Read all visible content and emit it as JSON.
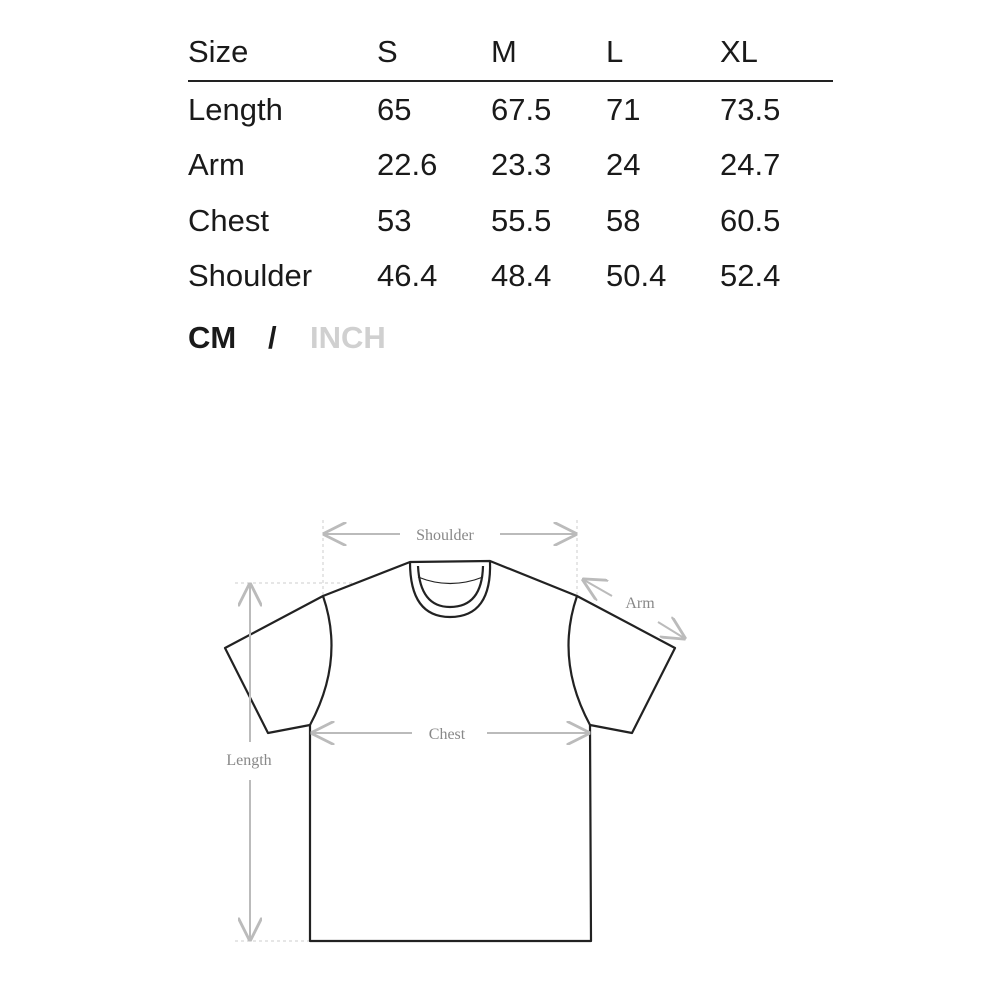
{
  "table": {
    "headers": [
      "Size",
      "S",
      "M",
      "L",
      "XL"
    ],
    "rows": [
      [
        "Length",
        "65",
        "67.5",
        "71",
        "73.5"
      ],
      [
        "Arm",
        "22.6",
        "23.3",
        "24",
        "24.7"
      ],
      [
        "Chest",
        "53",
        "55.5",
        "58",
        "60.5"
      ],
      [
        "Shoulder",
        "46.4",
        "48.4",
        "50.4",
        "52.4"
      ]
    ]
  },
  "units": {
    "active": "CM",
    "separator": "/",
    "inactive": "INCH",
    "active_color": "#1a1a1a",
    "inactive_color": "#d0d0d0"
  },
  "diagram": {
    "shoulder": "Shoulder",
    "arm": "Arm",
    "chest": "Chest",
    "length": "Length"
  }
}
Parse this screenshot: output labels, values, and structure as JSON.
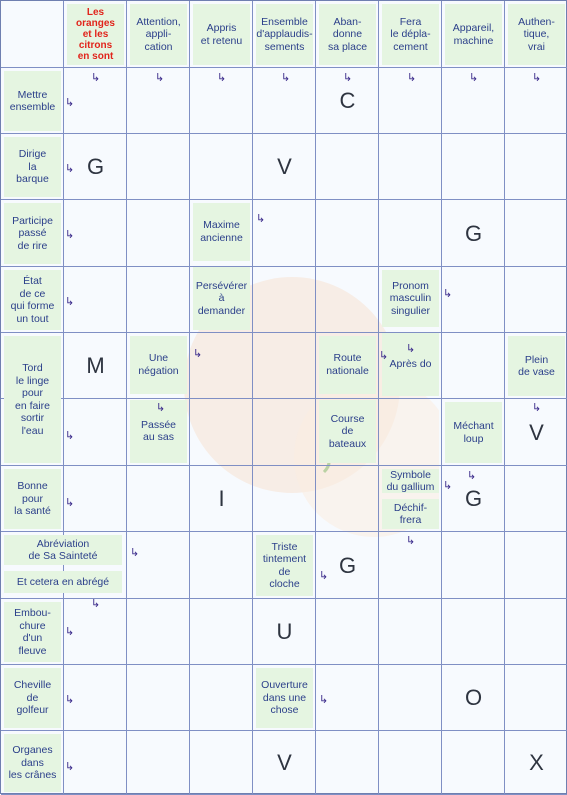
{
  "header_clues": [
    {
      "text": "Les\noranges\net les\ncitrons\nen sont",
      "red": true
    },
    {
      "text": "Attention,\nappli-\ncation"
    },
    {
      "text": "Appris\net retenu"
    },
    {
      "text": "Ensemble\nd'applaudis-\nsements"
    },
    {
      "text": "Aban-\ndonne\nsa place"
    },
    {
      "text": "Fera\nle dépla-\ncement"
    },
    {
      "text": "Appareil,\nmachine"
    },
    {
      "text": "Authen-\ntique,\nvrai"
    }
  ],
  "row_clues": [
    "Mettre\nensemble",
    "Dirige\nla\nbarque",
    "Participe\npassé\nde rire",
    "État\nde ce\nqui forme\nun tout",
    "Tord\nle linge\npour\nen faire\nsortir\nl'eau",
    "Bonne\npour\nla santé",
    "Abréviation\nde Sa Sainteté|Et cetera en abrégé",
    "Embou-\nchure\nd'un\nfleuve",
    "Cheville\nde\ngolfeur",
    "Organes\ndans\nles crânes"
  ],
  "inner_clues": [
    {
      "id": "maxime",
      "top": "Maxime\nancienne",
      "bottom": "Persévérer\nà\ndemander"
    },
    {
      "id": "pronom",
      "top": "Pronom\nmasculin\nsingulier",
      "bottom": "Après do"
    },
    {
      "id": "negation",
      "top": "Une\nnégation",
      "bottom": "Passée\nau sas"
    },
    {
      "id": "route",
      "top": "Route\nnationale",
      "bottom": "Course\nde\nbateaux"
    },
    {
      "id": "plein",
      "top": "Plein\nde vase"
    },
    {
      "id": "mechant",
      "top": "Méchant\nloup"
    },
    {
      "id": "gallium",
      "top": "Symbole\ndu gallium",
      "bottom": "Déchif-\nfrera"
    },
    {
      "id": "triste",
      "top": "Triste\ntintement\nde\ncloche"
    },
    {
      "id": "ouverture",
      "top": "Ouverture\ndans une\nchose"
    }
  ],
  "letters": [
    "C",
    "G",
    "V",
    "G",
    "M",
    "V",
    "G",
    "I",
    "G",
    "U",
    "O",
    "V",
    "X"
  ],
  "arrow_glyph": "↳"
}
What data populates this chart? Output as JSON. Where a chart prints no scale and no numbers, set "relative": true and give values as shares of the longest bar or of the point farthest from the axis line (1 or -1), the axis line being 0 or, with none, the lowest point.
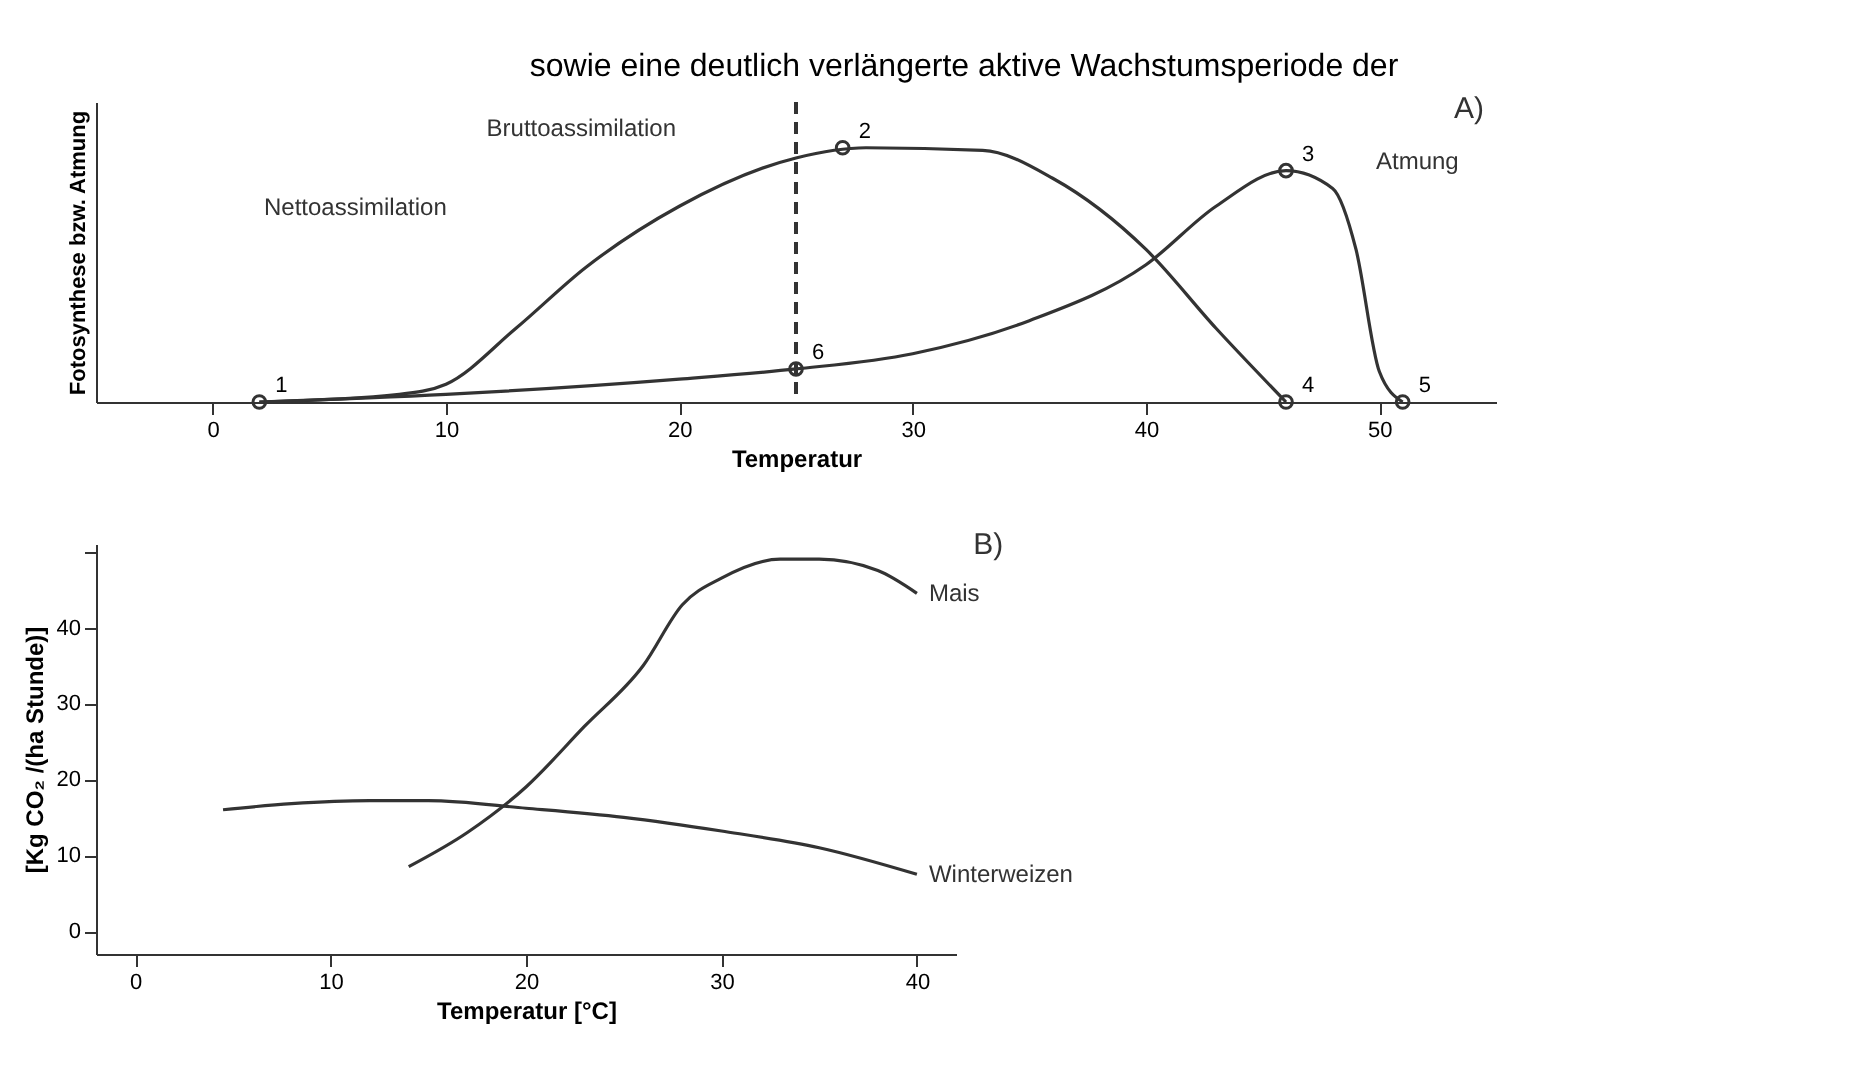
{
  "chart_data": [
    {
      "type": "line",
      "relative": true,
      "ylabel": "Fotosynthese bzw. Atmung",
      "xlabel": "Temperatur",
      "xlim": [
        -5,
        55
      ],
      "xticks": [
        0,
        10,
        20,
        30,
        40,
        50
      ],
      "grid": false,
      "line_style": "solid",
      "marker": "none",
      "series": [
        {
          "name": "Bruttoassimilation",
          "color": "#333333",
          "x": [
            2,
            8,
            10,
            13,
            16,
            20,
            25,
            28,
            33,
            36,
            40,
            43,
            46
          ],
          "values": [
            0,
            0.03,
            0.07,
            0.29,
            0.53,
            0.77,
            0.96,
            1,
            0.99,
            0.88,
            0.6,
            0.29,
            0
          ]
        },
        {
          "name": "Atmung",
          "color": "#333333",
          "x": [
            2,
            10,
            20,
            25,
            30,
            35,
            40,
            43,
            46,
            48,
            49,
            50,
            51
          ],
          "values": [
            0,
            0.03,
            0.09,
            0.13,
            0.19,
            0.32,
            0.54,
            0.77,
            0.91,
            0.84,
            0.6,
            0.12,
            0
          ]
        },
        {
          "type": "scatter",
          "marker": "circle",
          "color": "#333333",
          "x": [
            2,
            27,
            46,
            46,
            51,
            25
          ],
          "values": [
            0,
            1,
            0.91,
            0,
            0,
            0.13
          ]
        }
      ],
      "ref_lines": [
        {
          "axis": "x",
          "value": 25,
          "color": "#333333",
          "line_style": "dashed"
        }
      ],
      "annotations": [
        "sowie eine deutlich verlängerte aktive Wachstumsperiode der",
        "A)",
        "Nettoassimilation",
        {
          "text": "1",
          "x": 2,
          "y": 0
        },
        {
          "text": "2",
          "x": 27,
          "y": 1
        },
        {
          "text": "3",
          "x": 46,
          "y": 0.91
        },
        {
          "text": "4",
          "x": 46,
          "y": 0
        },
        {
          "text": "5",
          "x": 51,
          "y": 0
        },
        {
          "text": "6",
          "x": 25,
          "y": 0.13
        }
      ]
    },
    {
      "type": "line",
      "ylabel": "[Kg CO₂ /(ha Stunde)]",
      "xlabel": "Temperatur [°C]",
      "xlim": [
        -2,
        42
      ],
      "xticks": [
        0,
        10,
        20,
        30,
        40
      ],
      "ylim": [
        -3,
        51
      ],
      "yticks": [
        0,
        10,
        20,
        30,
        40,
        {
          "value": 50,
          "label": null
        }
      ],
      "grid": false,
      "line_style": "solid",
      "marker": "none",
      "series": [
        {
          "name": "Mais",
          "color": "#333333",
          "x": [
            14,
            17,
            20,
            23,
            26,
            28,
            30,
            33,
            35,
            38,
            40
          ],
          "values": [
            8.5,
            13,
            19,
            27,
            35,
            43,
            46.5,
            49,
            49,
            47.5,
            44.5
          ]
        },
        {
          "name": "Winterweizen",
          "color": "#333333",
          "x": [
            4.5,
            8,
            12,
            15,
            20,
            25,
            30,
            35,
            40
          ],
          "values": [
            16,
            16.8,
            17.2,
            17.2,
            16.2,
            15,
            13.2,
            11,
            7.5
          ]
        }
      ],
      "annotations": [
        "B)"
      ]
    }
  ]
}
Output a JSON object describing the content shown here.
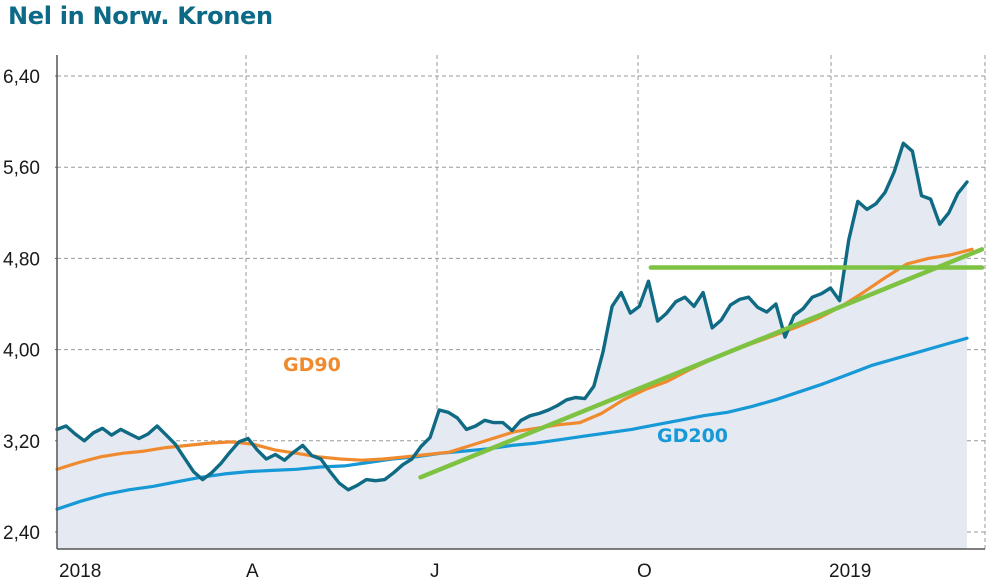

• • •

• Objective
Apart from the pictures, the entries above are to be repeated in full and exactly.

• Reply to the task
Read all visible content and emit it as JSON.
{
  "table": {
    "headers": [
      "Size",
      "S",
      "M",
      "L",
      "XL"
    ],
    "rows": [
      [
        "Length",
        "65",
        "67.5",
        "71",
        "73.5"
      ],
      [
        "Arm",
        "22.6",
        "23.3",
        "24",
        "24.7"
      ],
      [
        "Chest",
        "53",
        "55.5",
        "58",
        "60.5"
      ],
      [
        "Shoulder",
        "46.4",
        "48.4",
        "50.4",
        "52.4"
      ]
    ]
  },
  "units": {
    "active": "CM",
    "separator": "/",
    "inactive": "INCH",
    "active_color": "#1a1a1a",
    "inactive_color": "#d0d0d0"
  },
  "diagram": {
    "shoulder": "Shoulder",
    "arm": "Arm",
    "chest": "Chest",
    "length": "Length"
  }
}
Parse this screenshot: output labels, values, and structure as JSON.
{
  "header_clues": [
    {
      "text": "Les\noranges\net les\ncitrons\nen sont",
      "red": true
    },
    {
      "text": "Attention,\nappli-\ncation"
    },
    {
      "text": "Appris\net retenu"
    },
    {
      "text": "Ensemble\nd'applaudis-\nsements"
    },
    {
      "text": "Aban-\ndonne\nsa place"
    },
    {
      "text": "Fera\nle dépla-\ncement"
    },
    {
      "text": "Appareil,\nmachine"
    },
    {
      "text": "Authen-\ntique,\nvrai"
    }
  ],
  "row_clues": [
    "Mettre\nensemble",
    "Dirige\nla\nbarque",
    "Participe\npassé\nde rire",
    "État\nde ce\nqui forme\nun tout",
    "Tord\nle linge\npour\nen faire\nsortir\nl'eau",
    "Bonne\npour\nla santé",
    "Abréviation\nde Sa Sainteté|Et cetera en abrégé",
    "Embou-\nchure\nd'un\nfleuve",
    "Cheville\nde\ngolfeur",
    "Organes\ndans\nles crânes"
  ],
  "inner_clues": [
    {
      "id": "maxime",
      "top": "Maxime\nancienne",
      "bottom": "Persévérer\nà\ndemander"
    },
    {
      "id": "pronom",
      "top": "Pronom\nmasculin\nsingulier",
      "bottom": "Après do"
    },
    {
      "id": "negation",
      "top": "Une\nnégation",
      "bottom": "Passée\nau sas"
    },
    {
      "id": "route",
      "top": "Route\nnationale",
      "bottom": "Course\nde\nbateaux"
    },
    {
      "id": "plein",
      "top": "Plein\nde vase"
    },
    {
      "id": "mechant",
      "top": "Méchant\nloup"
    },
    {
      "id": "gallium",
      "top": "Symbole\ndu gallium",
      "bottom": "Déchif-\nfrera"
    },
    {
      "id": "triste",
      "top": "Triste\ntintement\nde\ncloche"
    },
    {
      "id": "ouverture",
      "top": "Ouverture\ndans une\nchose"
    }
  ],
  "letters": [
    "C",
    "G",
    "V",
    "G",
    "M",
    "V",
    "G",
    "I",
    "G",
    "U",
    "O",
    "V",
    "X"
  ],
  "arrow_glyph": "↳"
}
What data populates this chart? Output as JSON. Where a chart prints no scale and no numbers, set "relative": true and give values as shares of the longest bar or of the point farthest from the axis line (1 or -1), the axis line being 0 or, with none, the lowest point.
{
  "chart_data": [
    {
      "type": "line",
      "relative": true,
      "ylabel": "Fotosynthese bzw. Atmung",
      "xlabel": "Temperatur",
      "xlim": [
        -5,
        55
      ],
      "xticks": [
        0,
        10,
        20,
        30,
        40,
        50
      ],
      "grid": false,
      "line_style": "solid",
      "marker": "none",
      "series": [
        {
          "name": "Bruttoassimilation",
          "color": "#333333",
          "x": [
            2,
            8,
            10,
            13,
            16,
            20,
            25,
            28,
            33,
            36,
            40,
            43,
            46
          ],
          "values": [
            0,
            0.03,
            0.07,
            0.29,
            0.53,
            0.77,
            0.96,
            1,
            0.99,
            0.88,
            0.6,
            0.29,
            0
          ]
        },
        {
          "name": "Atmung",
          "color": "#333333",
          "x": [
            2,
            10,
            20,
            25,
            30,
            35,
            40,
            43,
            46,
            48,
            49,
            50,
            51
          ],
          "values": [
            0,
            0.03,
            0.09,
            0.13,
            0.19,
            0.32,
            0.54,
            0.77,
            0.91,
            0.84,
            0.6,
            0.12,
            0
          ]
        },
        {
          "type": "scatter",
          "marker": "circle",
          "color": "#333333",
          "x": [
            2,
            27,
            46,
            46,
            51,
            25
          ],
          "values": [
            0,
            1,
            0.91,
            0,
            0,
            0.13
          ]
        }
      ],
      "ref_lines": [
        {
          "axis": "x",
          "value": 25,
          "color": "#333333",
          "line_style": "dashed"
        }
      ],
      "annotations": [
        "sowie eine deutlich verlängerte aktive Wachstumsperiode der",
        "A)",
        "Nettoassimilation",
        {
          "text": "1",
          "x": 2,
          "y": 0
        },
        {
          "text": "2",
          "x": 27,
          "y": 1
        },
        {
          "text": "3",
          "x": 46,
          "y": 0.91
        },
        {
          "text": "4",
          "x": 46,
          "y": 0
        },
        {
          "text": "5",
          "x": 51,
          "y": 0
        },
        {
          "text": "6",
          "x": 25,
          "y": 0.13
        }
      ]
    },
    {
      "type": "line",
      "ylabel": "[Kg CO₂ /(ha Stunde)]",
      "xlabel": "Temperatur [°C]",
      "xlim": [
        -2,
        42
      ],
      "xticks": [
        0,
        10,
        20,
        30,
        40
      ],
      "ylim": [
        -3,
        51
      ],
      "yticks": [
        0,
        10,
        20,
        30,
        40,
        {
          "value": 50,
          "label": null
        }
      ],
      "grid": false,
      "line_style": "solid",
      "marker": "none",
      "series": [
        {
          "name": "Mais",
          "color": "#333333",
          "x": [
            14,
            17,
            20,
            23,
            26,
            28,
            30,
            33,
            35,
            38,
            40
          ],
          "values": [
            8.5,
            13,
            19,
            27,
            35,
            43,
            46.5,
            49,
            49,
            47.5,
            44.5
          ]
        },
        {
          "name": "Winterweizen",
          "color": "#333333",
          "x": [
            4.5,
            8,
            12,
            15,
            20,
            25,
            30,
            35,
            40
          ],
          "values": [
            16,
            16.8,
            17.2,
            17.2,
            16.2,
            15,
            13.2,
            11,
            7.5
          ]
        }
      ],
      "annotations": [
        "B)"
      ]
    }
  ]
}
Output a JSON object describing the content shown here.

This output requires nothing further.